Short task:
Your task is to copy each line that has the word "tentokrát".

Recorded information:

☆ ☆ ☆ ☆

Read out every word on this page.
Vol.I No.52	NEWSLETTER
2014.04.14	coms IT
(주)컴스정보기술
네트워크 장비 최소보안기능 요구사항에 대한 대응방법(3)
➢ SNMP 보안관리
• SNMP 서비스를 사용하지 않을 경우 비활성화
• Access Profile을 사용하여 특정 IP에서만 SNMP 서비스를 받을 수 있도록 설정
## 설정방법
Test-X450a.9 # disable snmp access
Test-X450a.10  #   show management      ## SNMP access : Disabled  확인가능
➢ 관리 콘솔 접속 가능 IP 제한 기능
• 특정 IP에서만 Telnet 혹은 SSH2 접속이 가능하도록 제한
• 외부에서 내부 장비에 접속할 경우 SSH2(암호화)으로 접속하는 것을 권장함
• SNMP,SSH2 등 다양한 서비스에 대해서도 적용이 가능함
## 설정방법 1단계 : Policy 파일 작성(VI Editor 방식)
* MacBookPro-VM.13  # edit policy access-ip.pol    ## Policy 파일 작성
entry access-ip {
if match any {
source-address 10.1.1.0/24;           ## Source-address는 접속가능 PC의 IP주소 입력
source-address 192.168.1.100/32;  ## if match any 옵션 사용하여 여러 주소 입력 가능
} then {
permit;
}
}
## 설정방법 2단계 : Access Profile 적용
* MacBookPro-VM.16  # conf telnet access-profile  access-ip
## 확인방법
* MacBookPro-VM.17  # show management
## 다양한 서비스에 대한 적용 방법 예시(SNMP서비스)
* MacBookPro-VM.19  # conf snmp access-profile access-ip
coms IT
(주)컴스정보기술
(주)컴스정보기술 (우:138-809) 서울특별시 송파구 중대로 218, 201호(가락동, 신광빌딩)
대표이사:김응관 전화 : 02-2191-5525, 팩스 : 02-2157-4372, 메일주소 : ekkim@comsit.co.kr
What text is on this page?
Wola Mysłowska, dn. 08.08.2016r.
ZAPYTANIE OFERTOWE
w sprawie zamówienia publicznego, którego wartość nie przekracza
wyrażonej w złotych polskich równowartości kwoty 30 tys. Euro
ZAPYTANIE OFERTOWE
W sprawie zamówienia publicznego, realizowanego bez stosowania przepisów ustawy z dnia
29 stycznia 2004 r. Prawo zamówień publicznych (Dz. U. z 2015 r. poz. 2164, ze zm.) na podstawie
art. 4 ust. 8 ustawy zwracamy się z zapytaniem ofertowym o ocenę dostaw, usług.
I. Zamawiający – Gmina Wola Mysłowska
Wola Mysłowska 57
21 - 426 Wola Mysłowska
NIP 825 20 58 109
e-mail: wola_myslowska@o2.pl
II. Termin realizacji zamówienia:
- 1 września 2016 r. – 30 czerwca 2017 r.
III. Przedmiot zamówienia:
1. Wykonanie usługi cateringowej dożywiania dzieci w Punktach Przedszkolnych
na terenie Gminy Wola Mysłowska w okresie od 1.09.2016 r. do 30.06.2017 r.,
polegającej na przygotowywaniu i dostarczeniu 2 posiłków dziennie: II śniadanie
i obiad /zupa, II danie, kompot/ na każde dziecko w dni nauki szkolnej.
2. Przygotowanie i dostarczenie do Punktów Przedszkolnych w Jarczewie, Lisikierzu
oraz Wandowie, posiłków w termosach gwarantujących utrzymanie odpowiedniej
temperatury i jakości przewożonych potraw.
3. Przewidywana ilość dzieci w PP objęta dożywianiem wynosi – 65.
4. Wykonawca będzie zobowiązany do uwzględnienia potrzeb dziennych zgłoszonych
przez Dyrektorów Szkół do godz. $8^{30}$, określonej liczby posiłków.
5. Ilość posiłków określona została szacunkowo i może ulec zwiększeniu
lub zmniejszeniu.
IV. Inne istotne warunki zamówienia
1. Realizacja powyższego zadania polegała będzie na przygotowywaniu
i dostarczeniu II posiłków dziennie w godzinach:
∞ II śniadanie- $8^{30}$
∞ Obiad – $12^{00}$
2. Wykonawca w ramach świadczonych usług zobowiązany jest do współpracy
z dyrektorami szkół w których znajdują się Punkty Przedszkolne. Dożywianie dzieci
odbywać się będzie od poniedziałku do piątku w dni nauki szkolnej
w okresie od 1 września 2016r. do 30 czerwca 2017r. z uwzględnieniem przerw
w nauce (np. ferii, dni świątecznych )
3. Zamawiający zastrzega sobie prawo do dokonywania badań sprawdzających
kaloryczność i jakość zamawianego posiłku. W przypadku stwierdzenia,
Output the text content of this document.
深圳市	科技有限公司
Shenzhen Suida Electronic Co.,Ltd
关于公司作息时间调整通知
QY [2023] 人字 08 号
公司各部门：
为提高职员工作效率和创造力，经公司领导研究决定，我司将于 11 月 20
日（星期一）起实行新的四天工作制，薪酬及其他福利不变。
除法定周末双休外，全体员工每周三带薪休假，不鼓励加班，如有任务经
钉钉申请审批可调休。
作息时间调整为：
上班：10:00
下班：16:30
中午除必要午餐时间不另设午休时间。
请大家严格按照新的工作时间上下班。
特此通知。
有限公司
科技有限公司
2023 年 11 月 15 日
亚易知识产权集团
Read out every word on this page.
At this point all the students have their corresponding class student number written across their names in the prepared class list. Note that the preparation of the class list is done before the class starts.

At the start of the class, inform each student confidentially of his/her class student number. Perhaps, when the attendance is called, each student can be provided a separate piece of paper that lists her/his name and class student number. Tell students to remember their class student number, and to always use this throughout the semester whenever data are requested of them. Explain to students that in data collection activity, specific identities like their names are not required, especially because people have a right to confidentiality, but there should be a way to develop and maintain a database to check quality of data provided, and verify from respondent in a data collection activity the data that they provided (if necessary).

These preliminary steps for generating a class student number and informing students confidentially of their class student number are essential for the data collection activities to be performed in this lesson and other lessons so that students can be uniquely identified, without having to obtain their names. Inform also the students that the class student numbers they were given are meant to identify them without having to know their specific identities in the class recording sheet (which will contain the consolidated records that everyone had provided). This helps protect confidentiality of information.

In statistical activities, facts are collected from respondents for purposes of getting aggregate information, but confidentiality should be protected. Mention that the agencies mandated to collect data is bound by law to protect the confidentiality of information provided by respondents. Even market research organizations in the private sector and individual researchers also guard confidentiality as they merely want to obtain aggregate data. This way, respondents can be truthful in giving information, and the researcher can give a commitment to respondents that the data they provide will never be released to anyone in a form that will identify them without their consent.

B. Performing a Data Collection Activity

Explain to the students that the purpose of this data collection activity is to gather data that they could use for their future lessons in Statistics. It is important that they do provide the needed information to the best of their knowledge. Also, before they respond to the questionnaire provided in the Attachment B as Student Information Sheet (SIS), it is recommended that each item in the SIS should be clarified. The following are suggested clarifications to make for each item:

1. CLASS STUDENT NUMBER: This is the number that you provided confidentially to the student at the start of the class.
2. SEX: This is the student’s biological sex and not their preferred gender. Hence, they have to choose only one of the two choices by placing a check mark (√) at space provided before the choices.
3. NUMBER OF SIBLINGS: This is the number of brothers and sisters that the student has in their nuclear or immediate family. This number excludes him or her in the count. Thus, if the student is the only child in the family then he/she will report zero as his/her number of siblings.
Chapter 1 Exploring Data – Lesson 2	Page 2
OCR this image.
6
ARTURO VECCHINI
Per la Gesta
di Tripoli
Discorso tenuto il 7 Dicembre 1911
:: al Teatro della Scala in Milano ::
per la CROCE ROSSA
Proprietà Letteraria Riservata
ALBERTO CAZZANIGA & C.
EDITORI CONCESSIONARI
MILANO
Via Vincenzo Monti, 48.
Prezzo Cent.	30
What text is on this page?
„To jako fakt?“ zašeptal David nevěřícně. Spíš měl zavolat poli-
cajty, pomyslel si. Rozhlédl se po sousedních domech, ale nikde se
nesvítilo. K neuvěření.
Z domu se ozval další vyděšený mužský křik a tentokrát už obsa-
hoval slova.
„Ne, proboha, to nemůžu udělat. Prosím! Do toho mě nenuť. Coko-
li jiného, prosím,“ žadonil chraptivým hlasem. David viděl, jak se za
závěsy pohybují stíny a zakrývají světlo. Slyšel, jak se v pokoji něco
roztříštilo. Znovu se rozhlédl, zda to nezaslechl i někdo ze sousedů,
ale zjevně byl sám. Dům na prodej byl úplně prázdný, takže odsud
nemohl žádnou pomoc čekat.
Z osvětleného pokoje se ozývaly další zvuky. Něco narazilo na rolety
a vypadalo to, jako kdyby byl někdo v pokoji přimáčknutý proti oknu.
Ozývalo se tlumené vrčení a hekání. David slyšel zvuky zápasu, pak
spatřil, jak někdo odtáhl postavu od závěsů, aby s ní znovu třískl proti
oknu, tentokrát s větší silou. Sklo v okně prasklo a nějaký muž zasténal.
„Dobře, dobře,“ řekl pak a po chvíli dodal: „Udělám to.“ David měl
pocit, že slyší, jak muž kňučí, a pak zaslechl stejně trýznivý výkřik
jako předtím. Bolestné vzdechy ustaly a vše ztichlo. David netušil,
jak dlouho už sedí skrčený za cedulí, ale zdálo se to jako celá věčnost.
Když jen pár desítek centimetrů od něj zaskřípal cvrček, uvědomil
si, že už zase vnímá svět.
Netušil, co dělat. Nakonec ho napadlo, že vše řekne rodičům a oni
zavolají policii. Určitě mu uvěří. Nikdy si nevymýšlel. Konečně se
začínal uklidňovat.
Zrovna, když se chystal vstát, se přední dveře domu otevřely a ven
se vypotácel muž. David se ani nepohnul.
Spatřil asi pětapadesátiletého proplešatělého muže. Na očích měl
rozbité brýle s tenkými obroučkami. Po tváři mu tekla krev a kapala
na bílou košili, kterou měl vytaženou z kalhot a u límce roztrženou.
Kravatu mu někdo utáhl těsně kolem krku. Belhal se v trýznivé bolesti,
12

☆ ☆ ☆ ☆

Solution:
Z domu se ozval další vyděšený mužský křik a tentokrát už obsa-
oknu, tentokrát s větší silou. Sklo v okně prasklo a nějaký muž zasténal.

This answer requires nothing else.